Stated goal:
Do any lines in the data below contain "lakes"? If so, copy every one of them.

Data listing:
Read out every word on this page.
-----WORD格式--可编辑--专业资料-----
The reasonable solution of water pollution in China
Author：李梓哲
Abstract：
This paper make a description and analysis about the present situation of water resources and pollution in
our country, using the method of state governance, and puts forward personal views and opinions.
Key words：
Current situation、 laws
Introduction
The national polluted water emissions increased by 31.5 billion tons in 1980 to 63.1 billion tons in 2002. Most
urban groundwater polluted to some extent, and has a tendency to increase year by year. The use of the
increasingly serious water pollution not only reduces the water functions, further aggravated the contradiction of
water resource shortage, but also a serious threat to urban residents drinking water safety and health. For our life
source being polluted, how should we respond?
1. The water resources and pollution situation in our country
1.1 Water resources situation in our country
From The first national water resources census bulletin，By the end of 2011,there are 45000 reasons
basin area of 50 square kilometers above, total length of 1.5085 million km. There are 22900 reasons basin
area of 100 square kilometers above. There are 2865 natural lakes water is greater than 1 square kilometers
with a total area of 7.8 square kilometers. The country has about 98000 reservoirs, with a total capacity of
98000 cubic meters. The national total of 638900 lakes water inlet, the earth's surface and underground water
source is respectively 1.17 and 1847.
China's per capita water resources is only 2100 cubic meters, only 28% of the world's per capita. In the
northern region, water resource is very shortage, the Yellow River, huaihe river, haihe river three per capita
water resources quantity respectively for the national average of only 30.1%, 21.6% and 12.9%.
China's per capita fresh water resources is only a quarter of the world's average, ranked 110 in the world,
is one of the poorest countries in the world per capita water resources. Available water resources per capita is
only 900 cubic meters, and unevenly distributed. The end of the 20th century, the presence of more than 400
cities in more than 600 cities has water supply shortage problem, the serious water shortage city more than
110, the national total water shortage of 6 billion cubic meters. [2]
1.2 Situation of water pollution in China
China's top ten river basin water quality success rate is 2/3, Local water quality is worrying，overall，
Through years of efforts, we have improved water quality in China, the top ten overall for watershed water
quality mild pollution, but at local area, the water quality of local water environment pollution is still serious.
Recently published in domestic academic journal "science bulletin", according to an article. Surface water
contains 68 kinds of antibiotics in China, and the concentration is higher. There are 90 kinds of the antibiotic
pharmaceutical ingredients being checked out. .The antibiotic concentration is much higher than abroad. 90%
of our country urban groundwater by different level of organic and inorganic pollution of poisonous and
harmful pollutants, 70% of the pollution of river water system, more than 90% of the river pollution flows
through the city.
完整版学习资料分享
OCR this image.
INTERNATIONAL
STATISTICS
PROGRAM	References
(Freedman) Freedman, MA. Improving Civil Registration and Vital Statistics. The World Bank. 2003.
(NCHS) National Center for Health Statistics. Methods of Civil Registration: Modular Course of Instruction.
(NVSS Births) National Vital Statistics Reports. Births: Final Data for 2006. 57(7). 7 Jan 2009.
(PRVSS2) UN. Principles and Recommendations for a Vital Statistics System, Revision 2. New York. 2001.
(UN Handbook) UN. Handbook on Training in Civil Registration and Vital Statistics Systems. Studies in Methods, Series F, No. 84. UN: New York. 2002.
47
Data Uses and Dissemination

Response to the exercise:
area of 100 square kilometers above. There are 2865 natural lakes water is greater than 1 square kilometers
98000 cubic meters. The national total of 638900 lakes water inlet, the earth's surface and underground water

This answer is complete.